Which lines of the records contain "관련하여"? Collect every one of them.

#### INPUT RECORDS:
━━━━━━━━━━━━━━━━━━━━
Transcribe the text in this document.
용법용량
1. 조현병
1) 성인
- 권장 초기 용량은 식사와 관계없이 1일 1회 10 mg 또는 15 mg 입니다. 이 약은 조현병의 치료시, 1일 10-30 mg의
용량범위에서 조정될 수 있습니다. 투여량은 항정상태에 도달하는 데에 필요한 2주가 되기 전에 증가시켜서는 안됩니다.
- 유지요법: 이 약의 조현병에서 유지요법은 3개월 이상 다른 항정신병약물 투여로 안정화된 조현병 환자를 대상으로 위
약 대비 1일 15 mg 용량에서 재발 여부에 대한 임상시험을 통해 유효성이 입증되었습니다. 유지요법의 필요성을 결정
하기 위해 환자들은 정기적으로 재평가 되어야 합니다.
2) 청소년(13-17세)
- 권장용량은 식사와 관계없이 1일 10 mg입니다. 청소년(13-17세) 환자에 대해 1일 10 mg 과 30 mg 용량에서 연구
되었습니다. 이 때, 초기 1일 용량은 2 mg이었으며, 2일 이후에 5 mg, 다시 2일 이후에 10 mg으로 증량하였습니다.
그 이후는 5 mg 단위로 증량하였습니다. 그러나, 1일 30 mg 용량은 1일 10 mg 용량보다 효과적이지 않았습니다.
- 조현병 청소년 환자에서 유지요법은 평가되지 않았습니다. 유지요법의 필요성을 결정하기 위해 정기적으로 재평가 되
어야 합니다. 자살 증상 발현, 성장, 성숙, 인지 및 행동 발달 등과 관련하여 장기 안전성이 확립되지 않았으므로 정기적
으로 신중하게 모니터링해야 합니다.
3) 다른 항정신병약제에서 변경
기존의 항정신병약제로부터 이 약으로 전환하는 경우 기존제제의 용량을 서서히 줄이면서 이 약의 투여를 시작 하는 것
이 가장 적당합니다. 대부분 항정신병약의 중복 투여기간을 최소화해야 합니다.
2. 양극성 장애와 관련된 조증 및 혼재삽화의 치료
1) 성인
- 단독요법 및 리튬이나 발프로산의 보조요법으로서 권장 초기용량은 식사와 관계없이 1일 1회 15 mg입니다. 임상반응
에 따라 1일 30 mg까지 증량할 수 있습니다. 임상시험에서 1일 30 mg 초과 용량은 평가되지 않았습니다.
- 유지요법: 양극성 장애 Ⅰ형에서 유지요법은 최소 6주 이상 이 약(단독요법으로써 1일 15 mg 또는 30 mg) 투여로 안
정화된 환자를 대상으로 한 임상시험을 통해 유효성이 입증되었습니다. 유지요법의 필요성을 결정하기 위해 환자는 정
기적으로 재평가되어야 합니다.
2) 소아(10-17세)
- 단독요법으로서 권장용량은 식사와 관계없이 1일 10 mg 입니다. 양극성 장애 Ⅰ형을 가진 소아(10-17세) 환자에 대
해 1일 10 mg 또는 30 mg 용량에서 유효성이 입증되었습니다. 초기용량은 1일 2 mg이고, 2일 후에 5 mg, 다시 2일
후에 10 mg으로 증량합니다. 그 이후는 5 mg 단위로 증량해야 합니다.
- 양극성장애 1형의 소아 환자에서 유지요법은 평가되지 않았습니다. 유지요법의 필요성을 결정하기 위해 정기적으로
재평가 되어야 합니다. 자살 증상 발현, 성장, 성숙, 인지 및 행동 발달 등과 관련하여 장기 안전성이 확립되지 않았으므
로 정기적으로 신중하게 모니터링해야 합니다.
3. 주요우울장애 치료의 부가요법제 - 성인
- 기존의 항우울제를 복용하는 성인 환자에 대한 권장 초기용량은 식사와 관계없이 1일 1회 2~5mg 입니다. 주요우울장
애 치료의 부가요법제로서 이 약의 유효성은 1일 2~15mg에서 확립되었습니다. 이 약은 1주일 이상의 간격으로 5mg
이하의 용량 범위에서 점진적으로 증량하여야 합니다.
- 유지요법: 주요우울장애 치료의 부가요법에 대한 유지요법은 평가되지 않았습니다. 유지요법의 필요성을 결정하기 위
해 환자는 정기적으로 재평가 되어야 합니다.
━━━━━━━━━━━━━━━━━━━━
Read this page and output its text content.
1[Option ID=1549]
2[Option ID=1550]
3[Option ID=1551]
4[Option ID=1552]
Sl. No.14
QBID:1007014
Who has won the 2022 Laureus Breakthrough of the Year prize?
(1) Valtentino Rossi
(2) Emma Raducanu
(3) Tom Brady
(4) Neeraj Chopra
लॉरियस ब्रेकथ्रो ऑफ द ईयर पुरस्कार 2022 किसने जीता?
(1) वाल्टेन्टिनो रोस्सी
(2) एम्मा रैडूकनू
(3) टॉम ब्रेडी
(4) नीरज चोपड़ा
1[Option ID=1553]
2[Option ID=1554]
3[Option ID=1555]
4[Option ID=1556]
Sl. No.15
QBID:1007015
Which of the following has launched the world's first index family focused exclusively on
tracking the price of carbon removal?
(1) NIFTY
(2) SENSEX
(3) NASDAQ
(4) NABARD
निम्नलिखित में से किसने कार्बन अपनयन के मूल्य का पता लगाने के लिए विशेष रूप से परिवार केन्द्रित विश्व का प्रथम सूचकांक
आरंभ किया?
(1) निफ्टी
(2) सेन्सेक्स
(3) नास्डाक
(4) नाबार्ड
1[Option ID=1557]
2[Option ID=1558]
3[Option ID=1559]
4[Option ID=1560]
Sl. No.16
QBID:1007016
━━━━━━━━━━━━━━━━━━━━
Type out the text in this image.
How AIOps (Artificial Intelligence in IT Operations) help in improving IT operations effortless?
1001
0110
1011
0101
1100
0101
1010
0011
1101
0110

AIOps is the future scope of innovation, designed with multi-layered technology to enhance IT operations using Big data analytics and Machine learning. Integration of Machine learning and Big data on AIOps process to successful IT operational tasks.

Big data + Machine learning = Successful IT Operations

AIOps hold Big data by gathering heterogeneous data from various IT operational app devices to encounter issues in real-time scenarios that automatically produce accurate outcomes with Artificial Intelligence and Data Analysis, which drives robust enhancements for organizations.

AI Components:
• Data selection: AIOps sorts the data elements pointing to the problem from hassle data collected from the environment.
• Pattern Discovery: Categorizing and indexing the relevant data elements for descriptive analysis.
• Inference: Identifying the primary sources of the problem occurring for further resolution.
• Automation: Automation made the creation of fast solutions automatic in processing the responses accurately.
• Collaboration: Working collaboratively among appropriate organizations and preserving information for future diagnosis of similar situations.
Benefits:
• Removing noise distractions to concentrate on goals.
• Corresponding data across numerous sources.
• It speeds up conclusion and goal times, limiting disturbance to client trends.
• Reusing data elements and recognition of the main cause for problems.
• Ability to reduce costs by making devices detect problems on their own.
━━━━━━━━━━━━━━━━━━━━
#### SOLUTION TO THIS PROBLEM:
어야 합니다. 자살 증상 발현, 성장, 성숙, 인지 및 행동 발달 등과 관련하여 장기 안전성이 확립되지 않았으므로 정기적
재평가 되어야 합니다. 자살 증상 발현, 성장, 성숙, 인지 및 행동 발달 등과 관련하여 장기 안전성이 확립되지 않았으므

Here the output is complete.